What the task requires –
Word for word, restate every line of the material.

Data listing
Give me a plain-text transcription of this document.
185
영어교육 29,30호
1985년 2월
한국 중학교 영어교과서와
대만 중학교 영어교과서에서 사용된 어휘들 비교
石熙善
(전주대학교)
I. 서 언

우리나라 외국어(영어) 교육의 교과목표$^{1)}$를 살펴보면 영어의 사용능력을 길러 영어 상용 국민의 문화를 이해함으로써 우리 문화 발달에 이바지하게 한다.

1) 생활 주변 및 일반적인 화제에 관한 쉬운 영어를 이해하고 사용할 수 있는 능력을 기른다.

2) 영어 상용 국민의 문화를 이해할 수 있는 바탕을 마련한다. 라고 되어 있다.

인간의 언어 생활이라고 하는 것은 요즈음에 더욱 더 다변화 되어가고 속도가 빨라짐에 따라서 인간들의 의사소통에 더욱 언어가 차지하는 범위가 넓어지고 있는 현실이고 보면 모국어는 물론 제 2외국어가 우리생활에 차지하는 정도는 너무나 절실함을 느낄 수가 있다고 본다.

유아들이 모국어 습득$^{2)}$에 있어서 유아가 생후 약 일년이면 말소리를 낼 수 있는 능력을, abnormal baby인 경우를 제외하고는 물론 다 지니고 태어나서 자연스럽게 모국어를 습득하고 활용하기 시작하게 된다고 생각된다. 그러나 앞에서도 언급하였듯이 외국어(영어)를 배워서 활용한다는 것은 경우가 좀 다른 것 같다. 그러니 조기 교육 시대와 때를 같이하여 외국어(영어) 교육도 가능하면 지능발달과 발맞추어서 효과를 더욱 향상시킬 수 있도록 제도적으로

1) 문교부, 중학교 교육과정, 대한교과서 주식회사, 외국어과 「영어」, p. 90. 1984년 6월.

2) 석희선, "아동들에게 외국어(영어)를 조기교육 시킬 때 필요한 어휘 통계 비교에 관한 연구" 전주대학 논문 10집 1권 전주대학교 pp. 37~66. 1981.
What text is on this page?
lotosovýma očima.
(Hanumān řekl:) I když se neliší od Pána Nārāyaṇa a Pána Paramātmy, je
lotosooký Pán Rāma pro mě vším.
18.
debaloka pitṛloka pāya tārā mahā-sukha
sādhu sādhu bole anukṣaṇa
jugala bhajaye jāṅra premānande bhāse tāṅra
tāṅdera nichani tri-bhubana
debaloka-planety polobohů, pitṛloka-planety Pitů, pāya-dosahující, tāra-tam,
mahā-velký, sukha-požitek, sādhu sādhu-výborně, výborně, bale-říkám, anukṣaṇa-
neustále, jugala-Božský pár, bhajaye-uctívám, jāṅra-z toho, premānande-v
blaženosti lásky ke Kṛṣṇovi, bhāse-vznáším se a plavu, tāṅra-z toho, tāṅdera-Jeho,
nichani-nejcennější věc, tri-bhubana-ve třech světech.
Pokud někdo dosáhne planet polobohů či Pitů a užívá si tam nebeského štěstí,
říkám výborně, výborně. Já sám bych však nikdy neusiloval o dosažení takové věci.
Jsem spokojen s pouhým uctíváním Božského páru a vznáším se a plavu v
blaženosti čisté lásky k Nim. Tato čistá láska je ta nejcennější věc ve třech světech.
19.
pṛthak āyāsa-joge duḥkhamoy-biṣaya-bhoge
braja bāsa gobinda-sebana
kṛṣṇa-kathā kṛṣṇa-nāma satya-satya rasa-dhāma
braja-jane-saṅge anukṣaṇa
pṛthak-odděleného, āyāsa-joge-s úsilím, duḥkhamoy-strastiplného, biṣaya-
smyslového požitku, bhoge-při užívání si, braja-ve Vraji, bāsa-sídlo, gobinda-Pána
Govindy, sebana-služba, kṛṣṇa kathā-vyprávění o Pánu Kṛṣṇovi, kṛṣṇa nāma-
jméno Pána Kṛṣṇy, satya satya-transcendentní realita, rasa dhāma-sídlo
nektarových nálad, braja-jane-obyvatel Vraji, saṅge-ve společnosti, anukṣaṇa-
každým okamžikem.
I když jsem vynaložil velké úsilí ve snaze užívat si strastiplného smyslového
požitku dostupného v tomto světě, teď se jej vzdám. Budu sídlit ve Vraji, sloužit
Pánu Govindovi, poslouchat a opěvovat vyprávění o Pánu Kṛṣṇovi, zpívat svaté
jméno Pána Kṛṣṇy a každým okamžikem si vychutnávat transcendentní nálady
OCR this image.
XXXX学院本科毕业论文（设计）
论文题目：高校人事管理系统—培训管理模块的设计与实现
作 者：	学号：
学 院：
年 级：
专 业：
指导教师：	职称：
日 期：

Answer for this exercise –
Give me a plain-text transcription of this document.
185
영어교육 29,30호
1985년 2월
한국 중학교 영어교과서와
대만 중학교 영어교과서에서 사용된 어휘들 비교
石熙善
(전주대학교)
I. 서 언

우리나라 외국어(영어) 교육의 교과목표$^{1)}$를 살펴보면 영어의 사용능력을 길러 영어 상용 국민의 문화를 이해함으로써 우리 문화 발달에 이바지하게 한다.

1) 생활 주변 및 일반적인 화제에 관한 쉬운 영어를 이해하고 사용할 수 있는 능력을 기른다.

2) 영어 상용 국민의 문화를 이해할 수 있는 바탕을 마련한다. 라고 되어 있다.

인간의 언어 생활이라고 하는 것은 요즈음에 더욱 더 다변화 되어가고 속도가 빨라짐에 따라서 인간들의 의사소통에 더욱 언어가 차지하는 범위가 넓어지고 있는 현실이고 보면 모국어는 물론 제 2외국어가 우리생활에 차지하는 정도는 너무나 절실함을 느낄 수가 있다고 본다.

유아들이 모국어 습득$^{2)}$에 있어서 유아가 생후 약 일년이면 말소리를 낼 수 있는 능력을, abnormal baby인 경우를 제외하고는 물론 다 지니고 태어나서 자연스럽게 모국어를 습득하고 활용하기 시작하게 된다고 생각된다. 그러나 앞에서도 언급하였듯이 외국어(영어)를 배워서 활용한다는 것은 경우가 좀 다른 것 같다. 그러니 조기 교육 시대와 때를 같이하여 외국어(영어) 교육도 가능하면 지능발달과 발맞추어서 효과를 더욱 향상시킬 수 있도록 제도적으로

1) 문교부, 중학교 교육과정, 대한교과서 주식회사, 외국어과 「영어」, p. 90. 1984년 6월.

2) 석희선, "아동들에게 외국어(영어)를 조기교육 시킬 때 필요한 어휘 통계 비교에 관한 연구" 전주대학 논문 10집 1권 전주대학교 pp. 37~66. 1981.
What text is on this page?
lotosovýma očima.
(Hanumān řekl:) I když se neliší od Pána Nārāyaṇa a Pána Paramātmy, je
lotosooký Pán Rāma pro mě vším.
18.
debaloka pitṛloka pāya tārā mahā-sukha
sādhu sādhu bole anukṣaṇa
jugala bhajaye jāṅra premānande bhāse tāṅra
tāṅdera nichani tri-bhubana
debaloka-planety polobohů, pitṛloka-planety Pitů, pāya-dosahující, tāra-tam,
mahā-velký, sukha-požitek, sādhu sādhu-výborně, výborně, bale-říkám, anukṣaṇa-
neustále, jugala-Božský pár, bhajaye-uctívám, jāṅra-z toho, premānande-v
blaženosti lásky ke Kṛṣṇovi, bhāse-vznáším se a plavu, tāṅra-z toho, tāṅdera-Jeho,
nichani-nejcennější věc, tri-bhubana-ve třech světech.
Pokud někdo dosáhne planet polobohů či Pitů a užívá si tam nebeského štěstí,
říkám výborně, výborně. Já sám bych však nikdy neusiloval o dosažení takové věci.
Jsem spokojen s pouhým uctíváním Božského páru a vznáším se a plavu v
blaženosti čisté lásky k Nim. Tato čistá láska je ta nejcennější věc ve třech světech.
19.
pṛthak āyāsa-joge duḥkhamoy-biṣaya-bhoge
braja bāsa gobinda-sebana
kṛṣṇa-kathā kṛṣṇa-nāma satya-satya rasa-dhāma
braja-jane-saṅge anukṣaṇa
pṛthak-odděleného, āyāsa-joge-s úsilím, duḥkhamoy-strastiplného, biṣaya-
smyslového požitku, bhoge-při užívání si, braja-ve Vraji, bāsa-sídlo, gobinda-Pána
Govindy, sebana-služba, kṛṣṇa kathā-vyprávění o Pánu Kṛṣṇovi, kṛṣṇa nāma-
jméno Pána Kṛṣṇy, satya satya-transcendentní realita, rasa dhāma-sídlo
nektarových nálad, braja-jane-obyvatel Vraji, saṅge-ve společnosti, anukṣaṇa-
každým okamžikem.
I když jsem vynaložil velké úsilí ve snaze užívat si strastiplného smyslového
požitku dostupného v tomto světě, teď se jej vzdám. Budu sídlit ve Vraji, sloužit
Pánu Govindovi, poslouchat a opěvovat vyprávění o Pánu Kṛṣṇovi, zpívat svaté
jméno Pána Kṛṣṇy a každým okamžikem si vychutnávat transcendentní nálady
OCR this image.
XXXX学院本科毕业论文（设计）
论文题目：高校人事管理系统—培训管理模块的设计与实现
作 者：	学号：
学 院：
年 级：
专 业：
指导教师：	职称：
日 期：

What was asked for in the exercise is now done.